[BRIEF] Gather the lines that hold the string "type".

[Excerpts from a figure dataset]
--- begin ---

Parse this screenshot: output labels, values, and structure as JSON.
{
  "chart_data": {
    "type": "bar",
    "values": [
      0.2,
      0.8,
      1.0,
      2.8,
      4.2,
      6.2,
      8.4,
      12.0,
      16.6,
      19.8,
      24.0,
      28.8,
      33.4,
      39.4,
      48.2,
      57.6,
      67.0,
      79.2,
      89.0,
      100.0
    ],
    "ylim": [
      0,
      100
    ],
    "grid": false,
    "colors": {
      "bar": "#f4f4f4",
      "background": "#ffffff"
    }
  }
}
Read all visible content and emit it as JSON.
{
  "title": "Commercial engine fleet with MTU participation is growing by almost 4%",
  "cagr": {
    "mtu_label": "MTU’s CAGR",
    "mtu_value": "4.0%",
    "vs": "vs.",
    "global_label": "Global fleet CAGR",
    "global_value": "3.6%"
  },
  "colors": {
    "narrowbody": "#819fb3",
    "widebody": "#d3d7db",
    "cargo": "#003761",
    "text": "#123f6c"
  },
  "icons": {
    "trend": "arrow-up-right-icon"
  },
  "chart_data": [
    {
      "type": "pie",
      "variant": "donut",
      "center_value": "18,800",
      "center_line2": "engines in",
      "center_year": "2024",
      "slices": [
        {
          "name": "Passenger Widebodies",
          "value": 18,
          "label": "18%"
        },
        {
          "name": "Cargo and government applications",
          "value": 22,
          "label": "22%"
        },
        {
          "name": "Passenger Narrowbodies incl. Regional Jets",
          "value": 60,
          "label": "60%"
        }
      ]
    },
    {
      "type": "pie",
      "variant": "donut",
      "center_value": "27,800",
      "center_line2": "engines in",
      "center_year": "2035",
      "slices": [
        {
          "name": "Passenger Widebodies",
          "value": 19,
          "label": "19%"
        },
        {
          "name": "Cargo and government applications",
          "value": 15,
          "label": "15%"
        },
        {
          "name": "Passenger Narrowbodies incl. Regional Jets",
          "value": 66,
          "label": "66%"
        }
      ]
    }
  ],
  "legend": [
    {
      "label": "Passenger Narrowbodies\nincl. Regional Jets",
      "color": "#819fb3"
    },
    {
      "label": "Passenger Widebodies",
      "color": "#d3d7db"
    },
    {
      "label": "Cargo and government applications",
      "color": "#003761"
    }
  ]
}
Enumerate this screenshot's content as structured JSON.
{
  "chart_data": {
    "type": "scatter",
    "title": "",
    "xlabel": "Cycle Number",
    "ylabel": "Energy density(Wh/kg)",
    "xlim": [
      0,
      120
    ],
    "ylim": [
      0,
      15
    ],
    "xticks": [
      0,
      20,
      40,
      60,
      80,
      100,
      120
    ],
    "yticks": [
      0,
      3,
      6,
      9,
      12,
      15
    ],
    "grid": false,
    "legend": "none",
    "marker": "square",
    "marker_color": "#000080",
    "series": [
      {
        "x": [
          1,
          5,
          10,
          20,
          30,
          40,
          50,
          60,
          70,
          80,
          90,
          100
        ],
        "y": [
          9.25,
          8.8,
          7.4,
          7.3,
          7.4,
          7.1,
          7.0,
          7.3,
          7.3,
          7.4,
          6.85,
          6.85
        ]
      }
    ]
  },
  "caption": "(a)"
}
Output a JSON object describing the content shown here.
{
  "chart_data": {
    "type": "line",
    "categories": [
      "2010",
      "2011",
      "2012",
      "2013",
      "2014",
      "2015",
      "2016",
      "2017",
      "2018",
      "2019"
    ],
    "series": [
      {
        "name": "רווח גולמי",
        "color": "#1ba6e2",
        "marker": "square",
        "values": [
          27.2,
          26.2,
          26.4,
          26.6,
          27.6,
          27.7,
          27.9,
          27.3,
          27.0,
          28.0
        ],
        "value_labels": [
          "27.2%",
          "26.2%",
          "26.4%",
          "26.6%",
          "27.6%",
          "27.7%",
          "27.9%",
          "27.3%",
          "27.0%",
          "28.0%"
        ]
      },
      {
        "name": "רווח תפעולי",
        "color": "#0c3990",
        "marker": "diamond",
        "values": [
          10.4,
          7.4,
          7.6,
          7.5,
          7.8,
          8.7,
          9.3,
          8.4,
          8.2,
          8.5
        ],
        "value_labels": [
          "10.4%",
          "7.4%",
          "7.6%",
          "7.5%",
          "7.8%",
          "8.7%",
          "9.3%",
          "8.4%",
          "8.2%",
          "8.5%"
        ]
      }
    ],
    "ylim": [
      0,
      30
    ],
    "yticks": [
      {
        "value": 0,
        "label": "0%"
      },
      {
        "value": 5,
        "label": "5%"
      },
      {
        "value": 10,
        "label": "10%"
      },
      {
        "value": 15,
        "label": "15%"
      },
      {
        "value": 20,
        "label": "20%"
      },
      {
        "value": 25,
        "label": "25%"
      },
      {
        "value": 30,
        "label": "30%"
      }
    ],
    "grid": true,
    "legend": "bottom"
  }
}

--- end ---

[COMPLETE OUTPUT]
    "type": "bar",
      "type": "pie",
      "type": "pie",
    "type": "scatter",
    "type": "line",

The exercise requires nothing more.